START THE RECORDS
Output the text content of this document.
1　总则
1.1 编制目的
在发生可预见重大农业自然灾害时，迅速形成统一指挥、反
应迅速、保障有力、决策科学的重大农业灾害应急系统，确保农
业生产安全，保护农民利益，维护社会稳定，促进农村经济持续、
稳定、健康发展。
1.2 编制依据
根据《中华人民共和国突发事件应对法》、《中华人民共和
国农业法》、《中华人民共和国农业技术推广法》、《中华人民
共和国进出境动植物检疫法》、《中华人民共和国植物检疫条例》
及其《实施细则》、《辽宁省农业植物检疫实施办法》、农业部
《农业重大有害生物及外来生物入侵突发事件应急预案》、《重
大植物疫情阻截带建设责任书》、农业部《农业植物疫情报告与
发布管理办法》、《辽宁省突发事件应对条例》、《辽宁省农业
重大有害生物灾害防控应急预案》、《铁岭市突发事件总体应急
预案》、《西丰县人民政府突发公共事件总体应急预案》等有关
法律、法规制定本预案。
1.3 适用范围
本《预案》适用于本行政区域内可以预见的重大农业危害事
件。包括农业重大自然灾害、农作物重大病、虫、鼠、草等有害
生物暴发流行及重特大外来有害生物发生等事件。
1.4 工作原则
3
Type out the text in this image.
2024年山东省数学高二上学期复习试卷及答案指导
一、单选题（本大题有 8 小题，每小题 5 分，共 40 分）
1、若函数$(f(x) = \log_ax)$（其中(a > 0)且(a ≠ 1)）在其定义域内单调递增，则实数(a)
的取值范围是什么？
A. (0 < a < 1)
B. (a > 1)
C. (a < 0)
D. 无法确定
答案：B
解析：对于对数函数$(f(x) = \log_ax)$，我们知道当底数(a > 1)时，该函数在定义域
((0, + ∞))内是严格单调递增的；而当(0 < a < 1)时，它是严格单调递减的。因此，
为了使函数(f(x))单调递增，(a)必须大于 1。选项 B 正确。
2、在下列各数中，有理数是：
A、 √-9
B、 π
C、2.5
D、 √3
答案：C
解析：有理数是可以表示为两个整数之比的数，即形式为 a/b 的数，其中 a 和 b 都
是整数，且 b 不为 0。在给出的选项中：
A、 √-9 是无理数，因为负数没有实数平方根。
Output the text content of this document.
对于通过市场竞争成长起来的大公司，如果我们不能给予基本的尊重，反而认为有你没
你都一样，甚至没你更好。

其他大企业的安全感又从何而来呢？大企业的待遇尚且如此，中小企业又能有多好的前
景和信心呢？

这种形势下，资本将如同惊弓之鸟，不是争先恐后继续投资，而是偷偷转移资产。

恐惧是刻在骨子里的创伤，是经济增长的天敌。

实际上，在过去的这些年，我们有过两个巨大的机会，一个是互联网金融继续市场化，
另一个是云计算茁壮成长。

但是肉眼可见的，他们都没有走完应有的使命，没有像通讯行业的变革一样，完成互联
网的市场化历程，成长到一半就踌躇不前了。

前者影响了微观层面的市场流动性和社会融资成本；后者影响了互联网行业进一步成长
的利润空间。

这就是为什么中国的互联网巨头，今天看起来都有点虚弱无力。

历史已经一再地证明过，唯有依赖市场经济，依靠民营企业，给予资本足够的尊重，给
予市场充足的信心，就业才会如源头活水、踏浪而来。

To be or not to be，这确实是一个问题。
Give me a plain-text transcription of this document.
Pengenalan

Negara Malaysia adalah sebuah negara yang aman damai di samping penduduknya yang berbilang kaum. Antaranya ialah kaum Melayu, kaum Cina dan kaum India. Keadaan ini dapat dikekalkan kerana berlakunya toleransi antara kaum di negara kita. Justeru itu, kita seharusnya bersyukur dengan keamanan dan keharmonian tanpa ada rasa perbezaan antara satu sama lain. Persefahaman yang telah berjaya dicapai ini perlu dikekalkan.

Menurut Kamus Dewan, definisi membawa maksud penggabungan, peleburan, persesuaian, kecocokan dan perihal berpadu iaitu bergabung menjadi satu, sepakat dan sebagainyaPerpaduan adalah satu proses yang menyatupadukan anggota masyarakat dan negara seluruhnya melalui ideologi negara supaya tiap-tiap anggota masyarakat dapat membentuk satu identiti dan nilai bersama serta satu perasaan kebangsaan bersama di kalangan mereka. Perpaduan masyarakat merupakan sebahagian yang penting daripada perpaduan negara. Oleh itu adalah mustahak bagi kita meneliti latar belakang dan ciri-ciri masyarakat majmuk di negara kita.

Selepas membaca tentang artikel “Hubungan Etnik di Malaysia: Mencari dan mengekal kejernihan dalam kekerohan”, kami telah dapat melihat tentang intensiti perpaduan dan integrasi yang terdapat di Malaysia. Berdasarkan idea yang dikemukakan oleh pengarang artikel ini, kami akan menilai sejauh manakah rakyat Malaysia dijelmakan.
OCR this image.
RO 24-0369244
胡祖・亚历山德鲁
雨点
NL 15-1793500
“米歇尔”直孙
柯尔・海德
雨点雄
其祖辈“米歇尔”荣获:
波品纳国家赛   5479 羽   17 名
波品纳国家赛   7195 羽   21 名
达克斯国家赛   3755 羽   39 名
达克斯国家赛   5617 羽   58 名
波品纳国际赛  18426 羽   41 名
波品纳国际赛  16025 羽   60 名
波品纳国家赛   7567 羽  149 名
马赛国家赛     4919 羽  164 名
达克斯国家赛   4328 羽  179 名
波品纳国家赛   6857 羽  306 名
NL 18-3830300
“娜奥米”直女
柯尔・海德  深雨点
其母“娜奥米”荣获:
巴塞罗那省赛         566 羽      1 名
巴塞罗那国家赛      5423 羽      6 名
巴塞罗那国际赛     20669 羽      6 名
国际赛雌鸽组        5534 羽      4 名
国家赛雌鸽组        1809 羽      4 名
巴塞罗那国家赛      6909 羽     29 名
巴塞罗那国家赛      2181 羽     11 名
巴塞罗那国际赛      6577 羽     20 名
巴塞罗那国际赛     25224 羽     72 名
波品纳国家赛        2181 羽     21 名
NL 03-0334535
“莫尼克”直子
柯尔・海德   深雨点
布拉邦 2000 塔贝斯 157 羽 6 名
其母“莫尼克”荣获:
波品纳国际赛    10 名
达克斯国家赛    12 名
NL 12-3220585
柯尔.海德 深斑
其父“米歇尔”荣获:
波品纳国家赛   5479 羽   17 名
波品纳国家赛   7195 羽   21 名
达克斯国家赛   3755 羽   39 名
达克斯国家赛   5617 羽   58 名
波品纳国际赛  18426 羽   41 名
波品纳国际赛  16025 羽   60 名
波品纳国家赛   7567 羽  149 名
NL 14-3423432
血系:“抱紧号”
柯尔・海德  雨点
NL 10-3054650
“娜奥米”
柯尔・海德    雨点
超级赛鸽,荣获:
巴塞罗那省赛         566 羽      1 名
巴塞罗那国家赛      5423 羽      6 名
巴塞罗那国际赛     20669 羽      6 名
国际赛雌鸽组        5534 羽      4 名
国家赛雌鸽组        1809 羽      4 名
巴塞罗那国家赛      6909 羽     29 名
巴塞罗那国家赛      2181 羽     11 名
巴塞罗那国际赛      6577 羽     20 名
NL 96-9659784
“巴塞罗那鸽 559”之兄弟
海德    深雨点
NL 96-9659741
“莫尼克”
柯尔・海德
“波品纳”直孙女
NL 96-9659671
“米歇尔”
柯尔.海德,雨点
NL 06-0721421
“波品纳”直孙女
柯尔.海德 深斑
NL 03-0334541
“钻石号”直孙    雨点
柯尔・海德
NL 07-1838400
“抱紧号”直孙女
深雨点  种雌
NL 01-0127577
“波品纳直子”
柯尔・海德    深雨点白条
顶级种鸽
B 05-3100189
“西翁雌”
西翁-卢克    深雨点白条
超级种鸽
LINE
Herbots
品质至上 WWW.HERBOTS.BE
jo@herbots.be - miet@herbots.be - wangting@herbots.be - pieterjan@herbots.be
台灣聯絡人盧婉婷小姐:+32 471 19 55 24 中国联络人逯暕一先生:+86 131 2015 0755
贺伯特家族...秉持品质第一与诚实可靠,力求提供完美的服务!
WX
END THE RECORDS
**PROBLEM**
Where a line of the records above holds the word "yang", copy that line.

**RESPONSE**
Negara Malaysia adalah sebuah negara yang aman damai di samping penduduknya yang berbilang kaum. Antaranya ialah kaum Melayu, kaum Cina dan kaum India. Keadaan ini dapat dikekalkan kerana berlakunya toleransi antara kaum di negara kita. Justeru itu, kita seharusnya bersyukur dengan keamanan dan keharmonian tanpa ada rasa perbezaan antara satu sama lain. Persefahaman yang telah berjaya dicapai ini perlu dikekalkan.
Menurut Kamus Dewan, definisi membawa maksud penggabungan, peleburan, persesuaian, kecocokan dan perihal berpadu iaitu bergabung menjadi satu, sepakat dan sebagainyaPerpaduan adalah satu proses yang menyatupadukan anggota masyarakat dan negara seluruhnya melalui ideologi negara supaya tiap-tiap anggota masyarakat dapat membentuk satu identiti dan nilai bersama serta satu perasaan kebangsaan bersama di kalangan mereka. Perpaduan masyarakat merupakan sebahagian yang penting daripada perpaduan negara. Oleh itu adalah mustahak bagi kita meneliti latar belakang dan ciri-ciri masyarakat majmuk di negara kita.
Selepas membaca tentang artikel “Hubungan Etnik di Malaysia: Mencari dan mengekal kejernihan dalam kekerohan”, kami telah dapat melihat tentang intensiti perpaduan dan integrasi yang terdapat di Malaysia. Berdasarkan idea yang dikemukakan oleh pengarang artikel ini, kami akan menilai sejauh manakah rakyat Malaysia dijelmakan.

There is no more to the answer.